*Task to carry out*.
The line containing "Output the text content of this document." marks where to begin; quote it and every line after it through the end of the data, exactly as written.

Records excerpted from a collection:
-.-.-

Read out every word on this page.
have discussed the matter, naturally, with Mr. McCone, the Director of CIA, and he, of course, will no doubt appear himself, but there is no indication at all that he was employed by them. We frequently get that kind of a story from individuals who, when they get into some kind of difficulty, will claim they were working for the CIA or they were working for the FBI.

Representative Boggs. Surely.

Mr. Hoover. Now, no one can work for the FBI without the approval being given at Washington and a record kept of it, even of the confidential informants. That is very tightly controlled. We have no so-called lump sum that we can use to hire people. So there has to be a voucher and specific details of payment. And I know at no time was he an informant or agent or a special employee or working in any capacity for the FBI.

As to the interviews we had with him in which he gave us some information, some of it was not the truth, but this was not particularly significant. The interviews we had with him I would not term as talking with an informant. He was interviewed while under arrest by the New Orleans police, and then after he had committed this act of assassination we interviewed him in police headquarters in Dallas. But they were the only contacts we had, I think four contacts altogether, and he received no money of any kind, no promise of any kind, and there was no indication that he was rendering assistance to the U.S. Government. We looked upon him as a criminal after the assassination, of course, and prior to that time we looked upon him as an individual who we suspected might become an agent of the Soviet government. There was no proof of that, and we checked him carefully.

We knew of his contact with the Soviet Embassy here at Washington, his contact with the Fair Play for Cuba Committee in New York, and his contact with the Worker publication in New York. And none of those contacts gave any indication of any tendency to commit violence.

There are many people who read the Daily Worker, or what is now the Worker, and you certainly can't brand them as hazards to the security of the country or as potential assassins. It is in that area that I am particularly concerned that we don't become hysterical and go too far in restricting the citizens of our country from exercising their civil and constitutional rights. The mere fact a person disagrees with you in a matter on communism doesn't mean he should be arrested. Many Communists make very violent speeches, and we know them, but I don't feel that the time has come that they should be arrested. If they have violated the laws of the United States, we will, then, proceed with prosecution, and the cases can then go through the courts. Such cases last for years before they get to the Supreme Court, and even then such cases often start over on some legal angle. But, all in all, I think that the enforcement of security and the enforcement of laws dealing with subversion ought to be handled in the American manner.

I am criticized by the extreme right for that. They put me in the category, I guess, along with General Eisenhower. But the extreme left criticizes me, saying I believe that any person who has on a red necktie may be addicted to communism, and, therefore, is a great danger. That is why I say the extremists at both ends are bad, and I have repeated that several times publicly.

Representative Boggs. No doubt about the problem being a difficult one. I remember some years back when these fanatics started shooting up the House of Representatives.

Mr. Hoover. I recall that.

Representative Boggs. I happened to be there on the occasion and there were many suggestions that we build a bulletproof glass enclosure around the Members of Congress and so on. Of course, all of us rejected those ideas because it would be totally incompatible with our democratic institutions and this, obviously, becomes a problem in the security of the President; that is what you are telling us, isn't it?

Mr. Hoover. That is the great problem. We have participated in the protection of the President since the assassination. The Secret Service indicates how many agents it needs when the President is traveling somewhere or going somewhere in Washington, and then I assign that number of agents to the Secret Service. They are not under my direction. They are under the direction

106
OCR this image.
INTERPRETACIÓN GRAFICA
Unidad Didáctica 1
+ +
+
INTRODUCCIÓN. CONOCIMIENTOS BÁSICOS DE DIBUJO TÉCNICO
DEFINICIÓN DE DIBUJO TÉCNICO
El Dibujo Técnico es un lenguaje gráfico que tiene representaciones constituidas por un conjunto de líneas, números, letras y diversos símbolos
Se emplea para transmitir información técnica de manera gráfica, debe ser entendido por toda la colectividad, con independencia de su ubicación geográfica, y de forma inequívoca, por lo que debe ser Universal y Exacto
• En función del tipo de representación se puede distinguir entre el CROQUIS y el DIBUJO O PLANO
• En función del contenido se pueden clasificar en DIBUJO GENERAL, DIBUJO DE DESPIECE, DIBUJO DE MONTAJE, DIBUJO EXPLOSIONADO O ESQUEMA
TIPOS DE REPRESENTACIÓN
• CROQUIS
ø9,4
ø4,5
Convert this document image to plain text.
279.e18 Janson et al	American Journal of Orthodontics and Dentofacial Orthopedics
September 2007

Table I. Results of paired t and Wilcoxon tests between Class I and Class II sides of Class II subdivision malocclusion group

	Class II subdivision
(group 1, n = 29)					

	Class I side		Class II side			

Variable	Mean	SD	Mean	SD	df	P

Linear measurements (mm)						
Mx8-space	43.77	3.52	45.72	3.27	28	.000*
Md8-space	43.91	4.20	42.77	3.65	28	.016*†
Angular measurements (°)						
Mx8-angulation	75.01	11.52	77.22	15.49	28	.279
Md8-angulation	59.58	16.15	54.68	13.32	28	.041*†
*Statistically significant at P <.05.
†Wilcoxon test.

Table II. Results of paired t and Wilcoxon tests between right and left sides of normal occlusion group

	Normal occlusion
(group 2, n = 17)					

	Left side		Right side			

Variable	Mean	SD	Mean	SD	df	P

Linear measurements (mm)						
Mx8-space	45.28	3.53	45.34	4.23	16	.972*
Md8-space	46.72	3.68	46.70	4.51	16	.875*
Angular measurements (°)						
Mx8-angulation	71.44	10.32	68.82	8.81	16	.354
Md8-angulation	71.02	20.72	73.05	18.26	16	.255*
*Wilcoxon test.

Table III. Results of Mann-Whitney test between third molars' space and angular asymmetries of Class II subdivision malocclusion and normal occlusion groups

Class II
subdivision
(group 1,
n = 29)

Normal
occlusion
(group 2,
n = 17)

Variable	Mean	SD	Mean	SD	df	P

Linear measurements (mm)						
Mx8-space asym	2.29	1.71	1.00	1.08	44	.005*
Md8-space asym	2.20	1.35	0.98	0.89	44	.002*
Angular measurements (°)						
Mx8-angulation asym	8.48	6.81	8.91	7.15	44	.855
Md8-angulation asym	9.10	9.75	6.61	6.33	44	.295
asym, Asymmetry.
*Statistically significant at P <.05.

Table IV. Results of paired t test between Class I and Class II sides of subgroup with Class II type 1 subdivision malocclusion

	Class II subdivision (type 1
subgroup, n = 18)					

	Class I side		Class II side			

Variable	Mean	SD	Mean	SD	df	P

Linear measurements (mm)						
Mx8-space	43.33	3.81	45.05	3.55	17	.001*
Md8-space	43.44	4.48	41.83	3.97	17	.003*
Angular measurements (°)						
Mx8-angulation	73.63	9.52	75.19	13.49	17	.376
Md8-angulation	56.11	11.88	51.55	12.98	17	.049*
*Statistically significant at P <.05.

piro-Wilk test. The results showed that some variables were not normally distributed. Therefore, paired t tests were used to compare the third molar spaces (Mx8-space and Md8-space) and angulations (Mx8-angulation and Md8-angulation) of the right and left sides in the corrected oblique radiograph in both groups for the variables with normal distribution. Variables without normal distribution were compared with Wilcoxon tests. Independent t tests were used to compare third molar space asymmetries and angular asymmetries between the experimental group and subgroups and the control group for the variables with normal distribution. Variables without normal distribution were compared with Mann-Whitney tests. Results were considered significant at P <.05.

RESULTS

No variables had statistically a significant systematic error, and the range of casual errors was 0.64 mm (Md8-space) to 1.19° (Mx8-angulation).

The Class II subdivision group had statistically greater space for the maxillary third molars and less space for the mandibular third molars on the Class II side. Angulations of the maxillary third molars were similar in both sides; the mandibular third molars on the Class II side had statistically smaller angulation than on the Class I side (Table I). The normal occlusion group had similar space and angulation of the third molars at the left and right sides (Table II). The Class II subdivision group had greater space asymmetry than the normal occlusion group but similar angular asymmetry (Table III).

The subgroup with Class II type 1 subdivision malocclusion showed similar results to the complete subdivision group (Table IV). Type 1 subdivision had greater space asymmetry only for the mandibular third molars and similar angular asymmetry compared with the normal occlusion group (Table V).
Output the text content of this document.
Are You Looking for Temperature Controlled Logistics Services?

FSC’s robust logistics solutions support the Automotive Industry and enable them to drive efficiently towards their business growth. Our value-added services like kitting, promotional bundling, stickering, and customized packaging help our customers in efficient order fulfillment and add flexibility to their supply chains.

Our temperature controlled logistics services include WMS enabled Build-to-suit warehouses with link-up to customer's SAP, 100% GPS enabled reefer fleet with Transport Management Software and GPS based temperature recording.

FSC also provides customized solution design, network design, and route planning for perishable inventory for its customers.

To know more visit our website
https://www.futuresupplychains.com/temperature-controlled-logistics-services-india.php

-.-.-

*The result*.
Output the text content of this document.
Are You Looking for Temperature Controlled Logistics Services?

FSC’s robust logistics solutions support the Automotive Industry and enable them to drive efficiently towards their business growth. Our value-added services like kitting, promotional bundling, stickering, and customized packaging help our customers in efficient order fulfillment and add flexibility to their supply chains.

Our temperature controlled logistics services include WMS enabled Build-to-suit warehouses with link-up to customer's SAP, 100% GPS enabled reefer fleet with Transport Management Software and GPS based temperature recording.

FSC also provides customized solution design, network design, and route planning for perishable inventory for its customers.

To know more visit our website
https://www.futuresupplychains.com/temperature-controlled-logistics-services-india.php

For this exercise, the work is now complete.